Reproduce the items starting at the line containing "product-title: 헤어리 투톤" and ending at the line containing "battery-icon [621, 9, 666, 29]", renaming "heart-icon" to "like-icon" with all other text unchanged.

• _GIVEN INFORMATION_:
---+---

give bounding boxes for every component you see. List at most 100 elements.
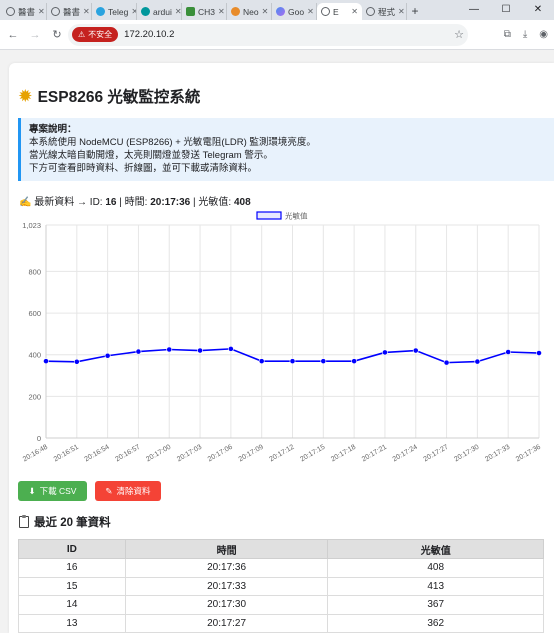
browser-tab-title: CH3 [198,6,216,17]
browser-tab-title: 程式 [378,6,396,17]
address-bar[interactable]: ⚠ 不安全 172.20.10.2 ☆ [68,23,468,46]
download-csv-label: 下載 CSV [39,486,77,496]
data-point [474,358,481,365]
recent-data-title-text: 最近 20 筆資料 [34,517,111,529]
extensions-icon[interactable]: ⧉ [504,29,511,40]
data-point [43,358,49,365]
tab-close-icon[interactable]: ✕ [38,7,45,16]
clear-data-label: 清除資料 [116,486,151,496]
data-point [412,347,419,354]
cell-value: 413 [327,576,544,596]
cell-id: 15 [18,576,126,596]
cell-id: 16 [18,558,126,578]
x-tick-label: 20:16:57 [114,444,141,464]
browser-tab[interactable]: ardui ✕ [137,3,182,20]
y-tick-label: 1,023 [22,221,41,230]
clear-data-button[interactable]: ✎ 清除資料 [95,481,161,501]
x-tick-label: 20:17:27 [422,444,449,464]
globe-icon [366,7,375,16]
ch3-icon [186,7,195,16]
globe-icon [321,7,330,16]
page-title: ✹ ESP8266 光敏監控系統 [19,85,200,107]
tab-close-icon[interactable]: ✕ [175,7,181,16]
column-header-id: ID [18,539,126,559]
y-tick-label: 400 [28,351,41,360]
data-point [320,358,327,365]
data-table: ID 時間 光敏值 16 20:17:36 408 15 20:17:33 41… [18,539,544,633]
tg-icon [96,7,105,16]
table-row: 13 20:17:27 362 [18,613,544,633]
x-tick-label: 20:16:51 [53,444,80,464]
globe-icon [51,7,60,16]
cell-value: 362 [327,613,544,633]
forward-arrow-icon[interactable]: → [28,29,42,41]
tab-close-icon[interactable]: ✕ [218,7,225,16]
browser-tab[interactable]: E ✕ [317,3,362,20]
x-tick-label: 20:17:06 [207,444,234,464]
download-icon[interactable]: ⤓ [523,29,527,40]
data-point [227,345,234,352]
globe-icon [6,7,15,16]
cell-id: 14 [18,595,126,615]
data-point [351,358,358,365]
browser-tab-title: Goo [288,6,305,17]
data-point [73,358,80,365]
data-point [382,349,388,356]
browser-tab[interactable]: Neo ✕ [227,3,272,20]
data-point [104,352,111,359]
browser-tab[interactable]: CH3 ✕ [182,3,227,20]
x-tick-label: 20:17:24 [392,444,419,464]
data-point [135,348,142,355]
description-box: 專案說明： 本系統使用 NodeMCU (ESP8266) + 光敏電阻(LDR… [18,118,554,181]
x-tick-label: 20:17:15 [299,444,326,464]
bookmark-star-icon[interactable]: ☆ [454,28,464,41]
y-tick-label: 200 [28,392,41,401]
cell-time: 20:17:36 [124,558,329,578]
browser-tab-title: 醫書 [63,6,81,17]
gem-icon [276,7,285,16]
insecure-label: 不安全 [88,30,113,39]
maximize-icon[interactable]: ☐ [490,0,522,20]
clipboard-icon [19,515,29,528]
x-tick-label: 20:17:33 [484,444,511,464]
browser-tab[interactable]: Teleg✕ [92,3,137,20]
x-tick-label: 20:16:48 [22,444,49,464]
browser-tab[interactable]: 醫書 ✕ [47,3,92,20]
tab-close-icon[interactable]: ✕ [83,7,90,16]
broom-icon: ✎ [105,485,113,496]
browser-tab-title: 醫書 [18,6,36,17]
browser-tab[interactable]: 程式 ✕ [362,3,407,20]
url-text[interactable]: 172.20.10.2 [124,29,454,40]
browser-tab[interactable]: 醫書 ✕ [2,3,47,20]
reload-icon[interactable]: ↻ [50,28,64,41]
insecure-badge[interactable]: ⚠ 不安全 [72,27,119,42]
x-tick-label: 20:17:09 [238,444,265,464]
tab-close-icon[interactable]: ✕ [351,7,358,16]
tab-close-icon[interactable]: ✕ [307,7,314,16]
tab-strip: 醫書✕醫書✕Teleg✕ardui✕CH3✕Neo✕Goo✕E✕程式✕+ — ☐… [0,0,554,20]
table-row: 16 20:17:36 408 [18,558,544,578]
profile-icon[interactable]: ◉ [539,29,548,40]
download-csv-button[interactable]: ⬇ 下載 CSV [18,481,87,501]
data-point [505,349,512,355]
tab-close-icon[interactable]: ✕ [262,7,269,16]
browser-tab-title: Neo [243,6,259,17]
description-heading: 專案說明： [29,124,77,135]
new-tab-button[interactable]: + [407,3,423,20]
x-tick-label: 20:17:03 [176,444,203,464]
browser-tab[interactable]: Goo ✕ [272,3,317,20]
y-tick-label: 600 [28,309,41,318]
x-tick-label: 20:17:18 [330,444,357,464]
minimize-icon[interactable]: — [458,0,490,20]
data-point [197,347,203,354]
tab-close-icon[interactable]: ✕ [398,7,405,16]
data-point [443,359,450,366]
data-point [289,358,296,365]
legend-label: 光敏值 [285,211,308,221]
recent-data-title: 最近 20 筆資料 [19,514,111,530]
close-window-icon[interactable]: ✕ [522,0,554,20]
back-arrow-icon[interactable]: ← [6,29,20,41]
window-controls: — ☐ ✕ [458,0,554,20]
cell-time: 20:17:27 [124,613,329,633]
description-line: 當光線太暗自動開燈，太亮則關燈並發送 Telegram 警示。 [29,150,273,161]
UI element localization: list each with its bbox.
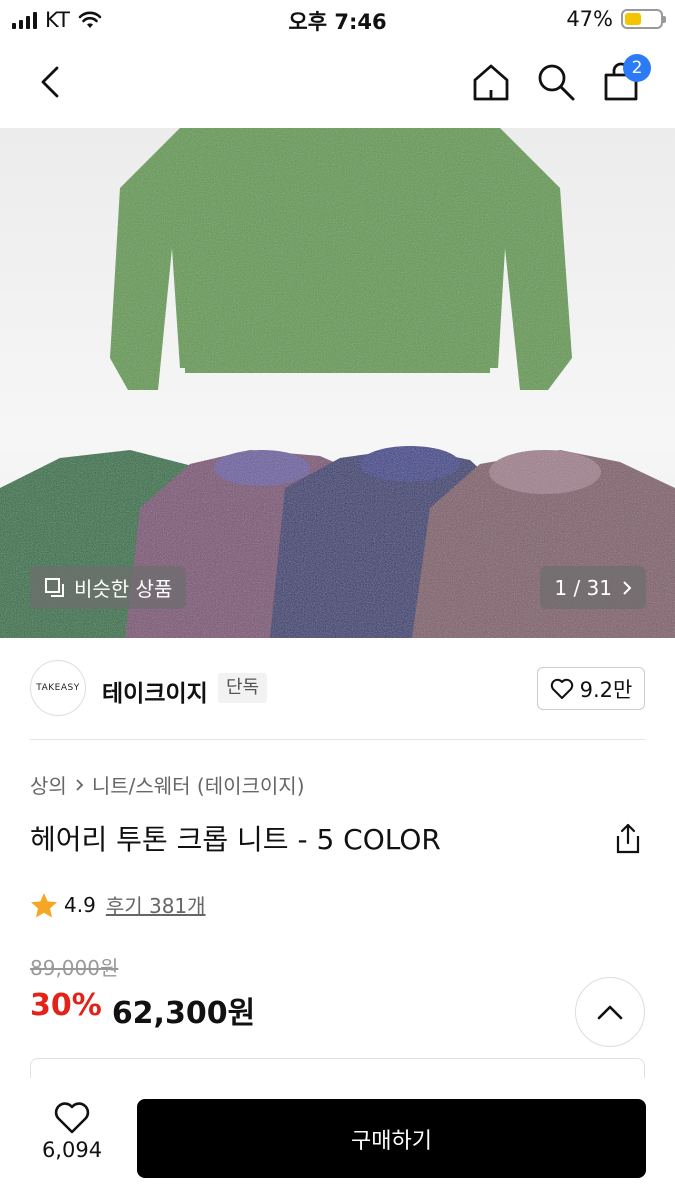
product-title: 헤어리 투톤 크롭 니트 - 5 COLOR [30, 823, 441, 856]
breadcrumb-level1[interactable]: 상의 [30, 770, 67, 799]
chevron-right-icon [623, 580, 632, 595]
original-price: 89,000원 [30, 956, 119, 980]
page-counter-text: 1 / 31 [554, 575, 612, 600]
similar-products-label: 비슷한 상품 [74, 577, 173, 601]
heart-icon [54, 1102, 90, 1134]
brand-like-button[interactable]: 9.2만 [537, 667, 645, 710]
chevron-right-icon [76, 778, 84, 791]
heart-icon [550, 678, 573, 699]
search-icon[interactable] [534, 60, 578, 104]
discount-rate: 30% [30, 988, 102, 1023]
battery-icon [621, 9, 666, 29]
brand-logo[interactable]: TAKEASY [30, 660, 86, 716]
nav-bar: 2 [0, 40, 675, 128]
battery-percent: 47% [566, 7, 613, 31]
breadcrumb-level2[interactable]: 니트/스웨터 (테이크이지) [92, 770, 305, 799]
product-image-carousel[interactable]: 비슷한 상품 1 / 31 [0, 128, 675, 638]
similar-products-button[interactable]: 비슷한 상품 [30, 566, 187, 609]
brand-name[interactable]: 테이크이지 [102, 674, 208, 708]
scroll-top-button[interactable] [575, 977, 645, 1047]
rating-value: 4.9 [64, 892, 96, 917]
status-bar: KT 오후 7:46 47% [0, 0, 675, 40]
cart-icon[interactable]: 2 [599, 54, 651, 104]
wishlist-button[interactable]: 6,094 [34, 1102, 110, 1162]
reviews-link[interactable]: 후기 381개 [106, 890, 206, 919]
chevron-up-icon [597, 1005, 623, 1020]
sale-price: 62,300원 [111, 996, 256, 1031]
home-icon[interactable] [469, 60, 513, 104]
product-photo [0, 128, 675, 638]
copy-icon [45, 577, 64, 597]
star-icon [31, 892, 57, 917]
bottom-bar: 6,094 구매하기 [0, 1078, 675, 1200]
breadcrumb: 상의 니트/스웨터 (테이크이지) [30, 770, 305, 799]
share-icon[interactable] [610, 820, 646, 856]
battery-level [625, 13, 641, 25]
image-page-counter[interactable]: 1 / 31 [540, 566, 646, 609]
cart-count-badge: 2 [623, 54, 651, 82]
buy-button[interactable]: 구매하기 [137, 1099, 646, 1178]
wishlist-count: 6,094 [41, 1138, 103, 1162]
brand-row: TAKEASY 테이크이지 단독 9.2만 [30, 638, 645, 740]
back-icon[interactable] [28, 60, 72, 104]
brand-like-count: 9.2만 [579, 677, 633, 702]
price-row: 30% 62,300원 [30, 988, 255, 1032]
exclusive-badge: 단독 [218, 673, 268, 703]
rating-row: 4.9 후기 381개 [30, 890, 206, 919]
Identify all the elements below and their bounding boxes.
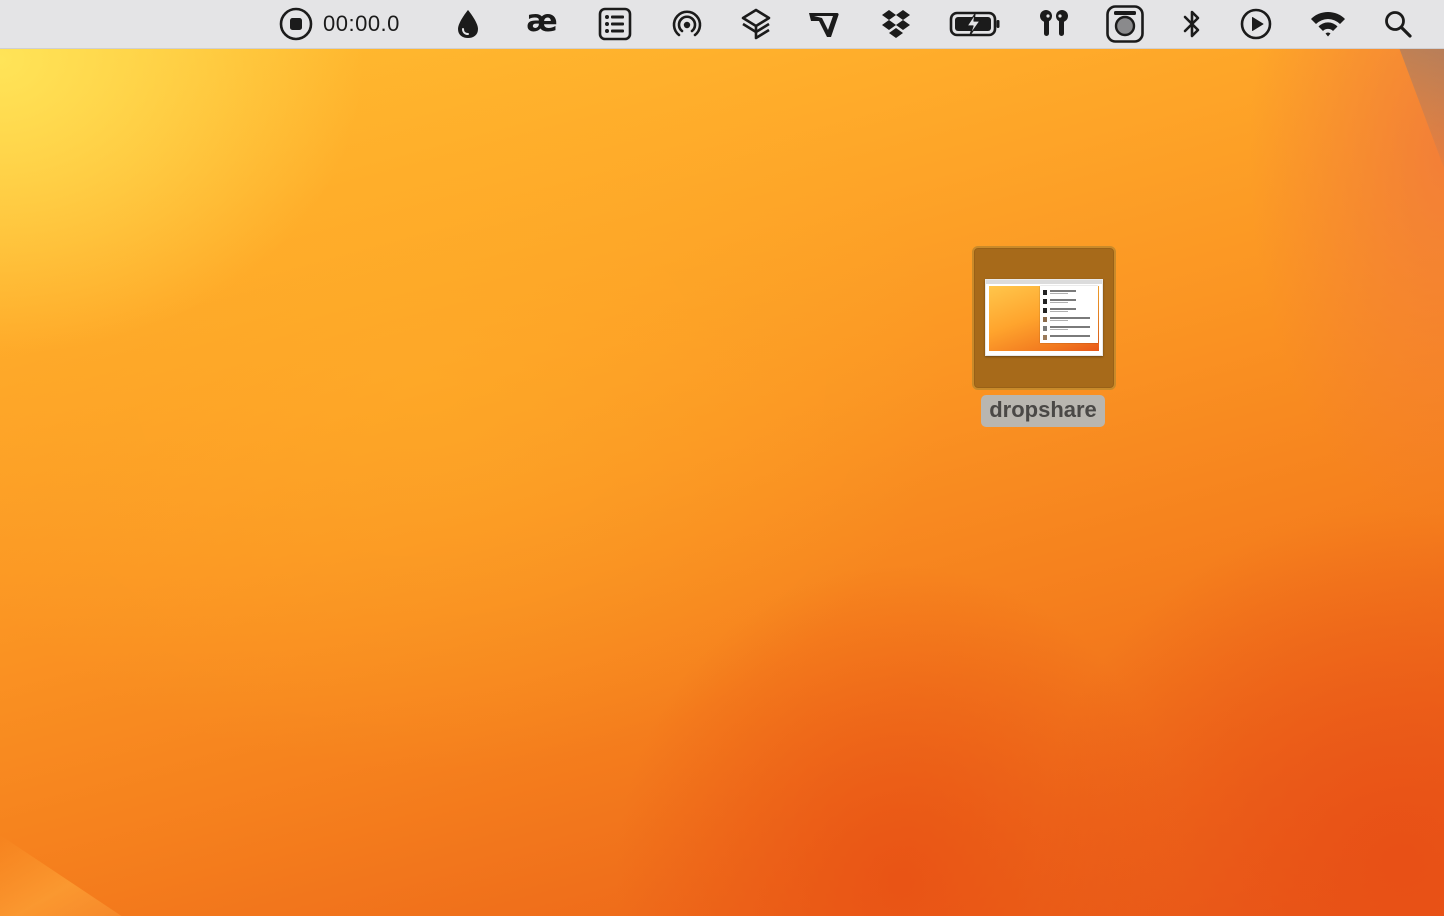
drop-icon[interactable]: [448, 0, 488, 48]
desktop-file-icon[interactable]: dropshare: [972, 246, 1116, 432]
bluetooth-icon[interactable]: [1174, 0, 1210, 48]
screen-recorder-status[interactable]: 00:00.0: [278, 0, 418, 48]
ae-icon[interactable]: æ: [520, 0, 564, 48]
folder-flag-icon[interactable]: [804, 0, 844, 48]
layers-icon[interactable]: [736, 0, 776, 48]
battery-charging-icon[interactable]: [947, 0, 1003, 48]
record-stop-icon[interactable]: [278, 6, 314, 42]
camera-icon[interactable]: [1104, 0, 1146, 48]
thumbnail-menubar: [986, 280, 1102, 284]
search-icon[interactable]: [1378, 0, 1418, 48]
dropbox-icon[interactable]: [876, 0, 916, 48]
file-selection-highlight[interactable]: [972, 246, 1116, 390]
recording-timer: 00:00.0: [323, 11, 400, 36]
thumbnail-panel: [1040, 286, 1098, 343]
airdrop-icon[interactable]: [667, 0, 707, 48]
wifi-icon[interactable]: [1307, 0, 1349, 48]
menu-bar: 00:00.0 æ: [0, 0, 1444, 49]
file-name: dropshare: [981, 395, 1105, 427]
desktop: 00:00.0 æ dropshare: [0, 0, 1444, 916]
file-name-label[interactable]: dropshare: [974, 395, 1112, 427]
wallpaper-band: [1399, 48, 1444, 168]
play-icon[interactable]: [1236, 0, 1276, 48]
airpods-icon[interactable]: [1033, 0, 1075, 48]
screenshot-thumbnail: [985, 279, 1103, 356]
wallpaper-band: [0, 835, 180, 916]
list-icon[interactable]: [595, 0, 635, 48]
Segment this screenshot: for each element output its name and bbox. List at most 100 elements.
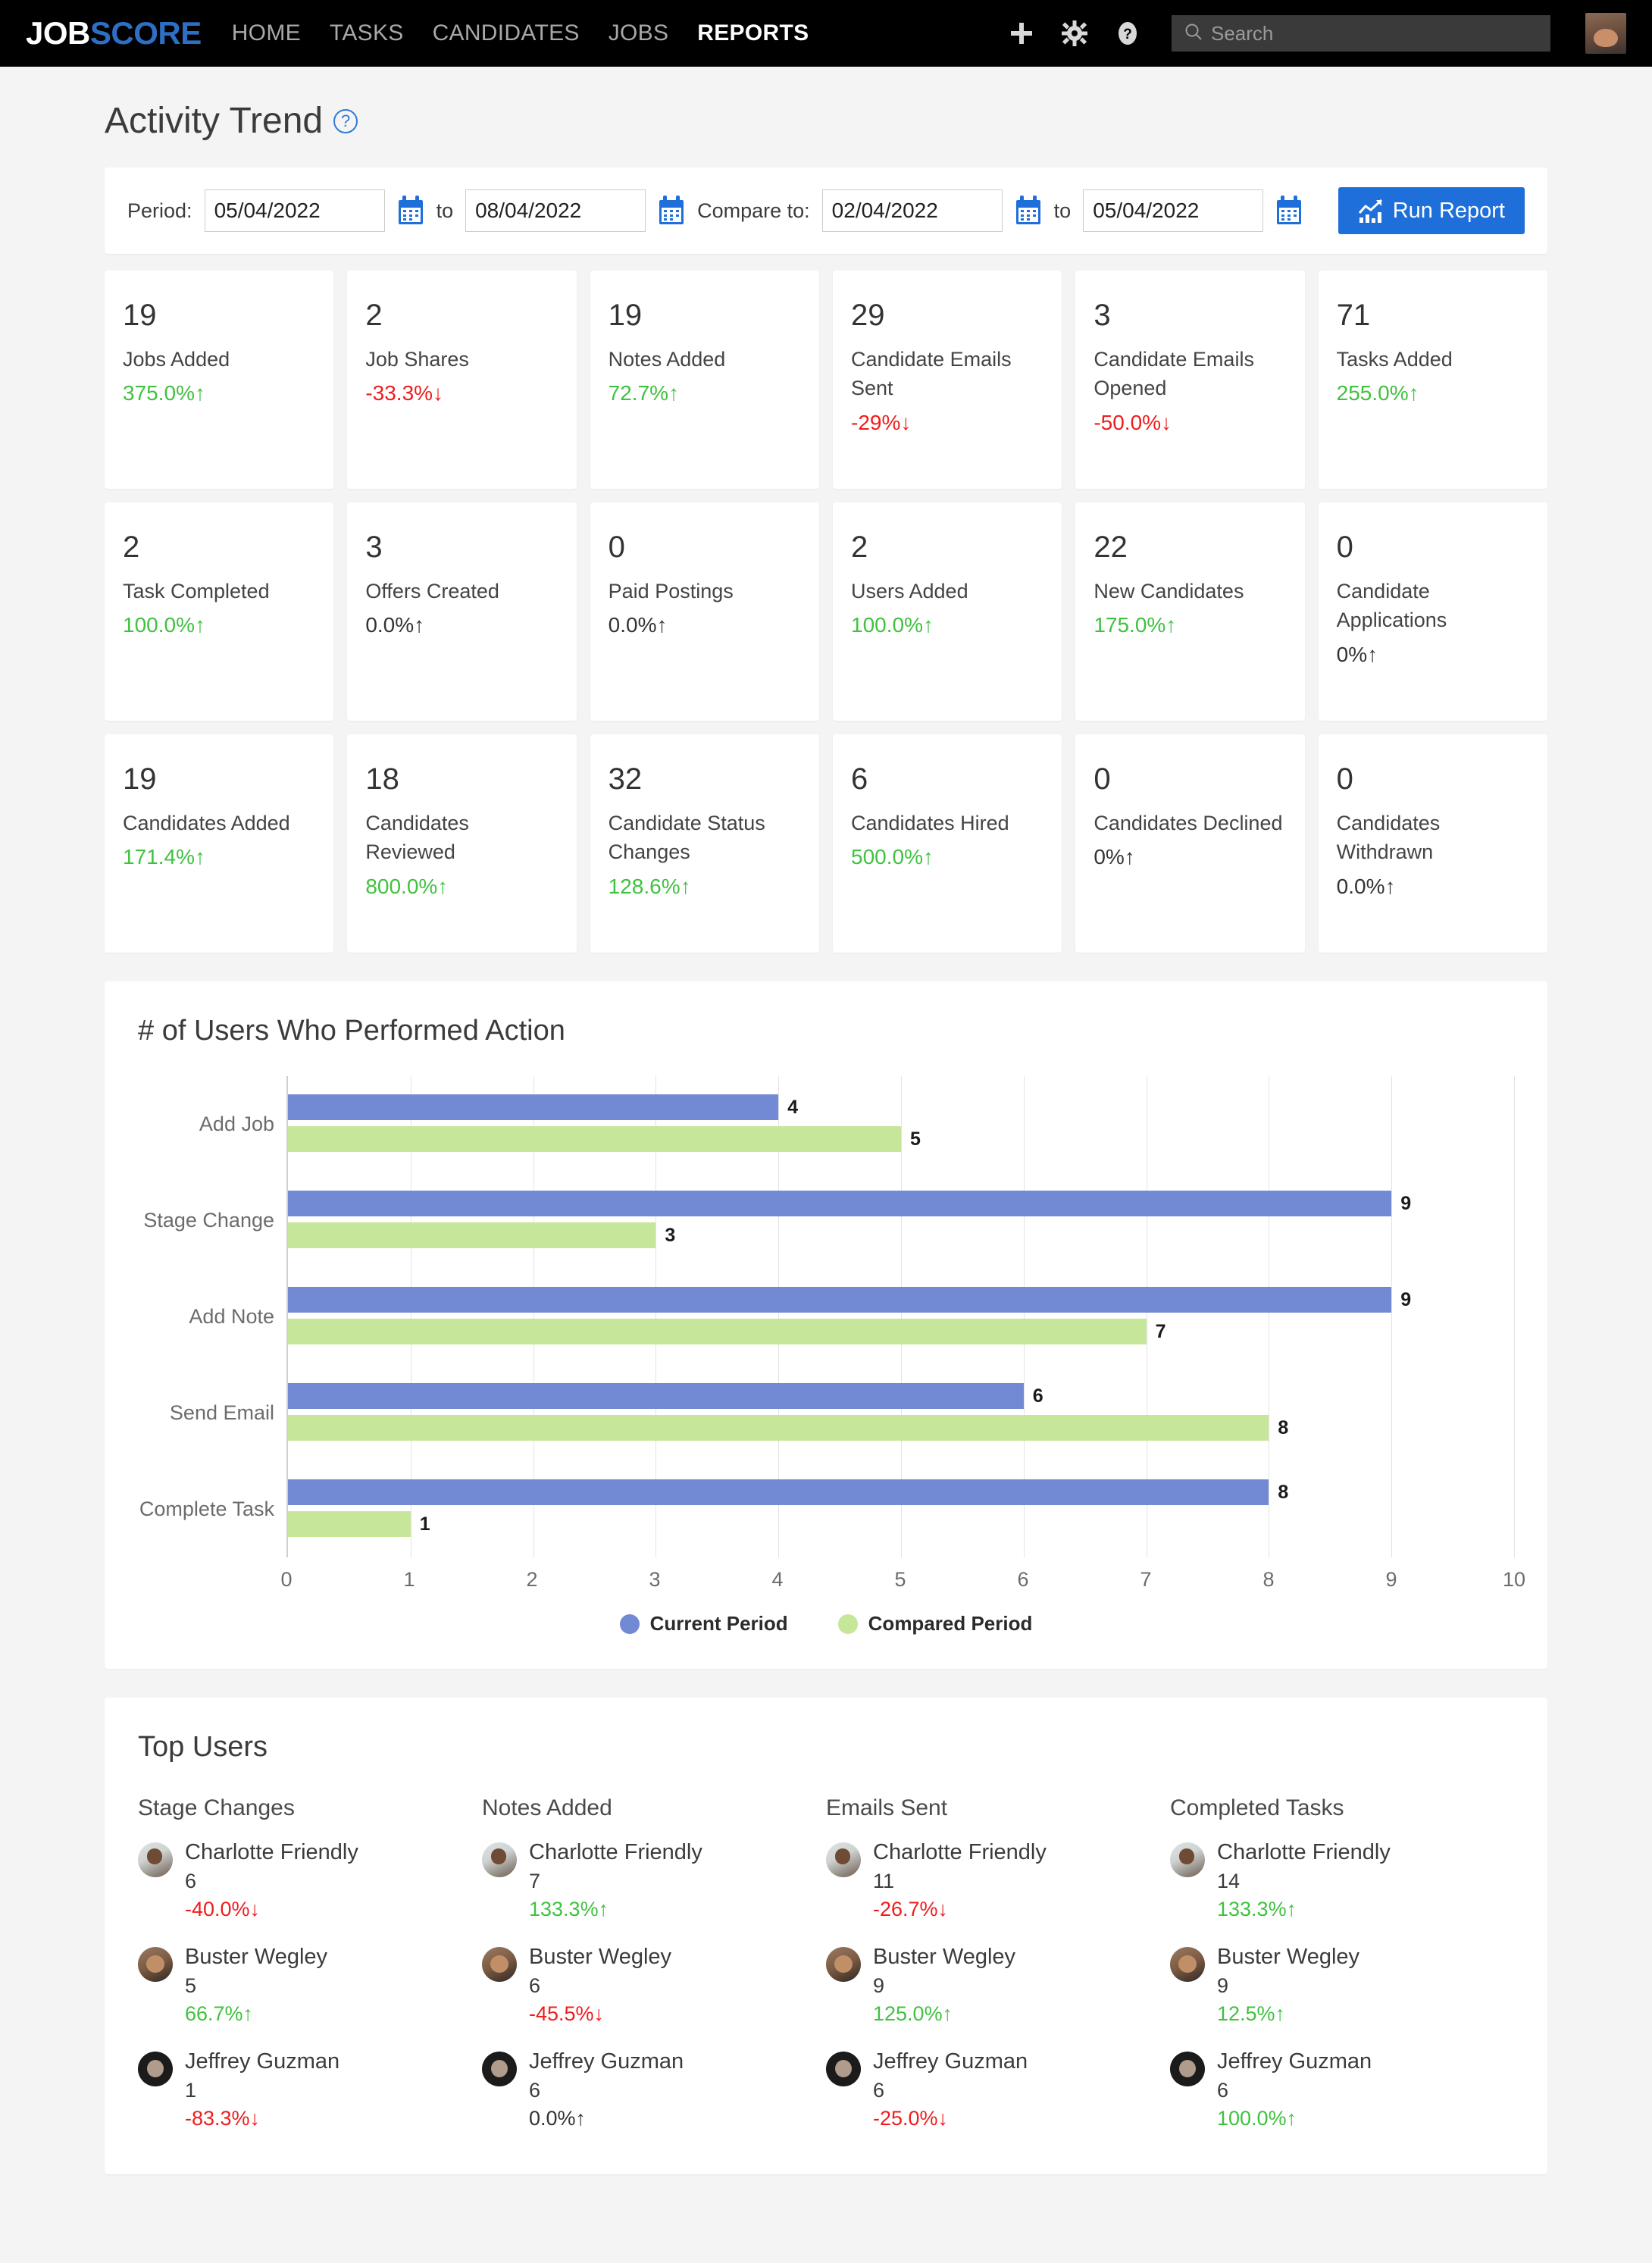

---+---

• _EXERCISE RESPONSE_:
product-title: 헤어리 투톤 크롭 니트 - 5 COLOR [30, 823, 441, 856]
breadcrumb-level1[interactable]: 상의 [30, 770, 67, 799]
chevron-right-icon [623, 580, 632, 595]
original-price: 89,000원 [30, 956, 119, 980]
page-counter-text: 1 / 31 [554, 575, 612, 600]
similar-products-label: 비슷한 상품 [74, 577, 173, 601]
like-icon [54, 1102, 90, 1134]
brand-like-button[interactable]: 9.2만 [537, 667, 645, 710]
chevron-right-icon [76, 778, 84, 791]
like-icon [550, 678, 573, 699]
search-icon[interactable] [534, 60, 578, 104]
discount-rate: 30% [30, 988, 102, 1023]
battery-icon [621, 9, 666, 29]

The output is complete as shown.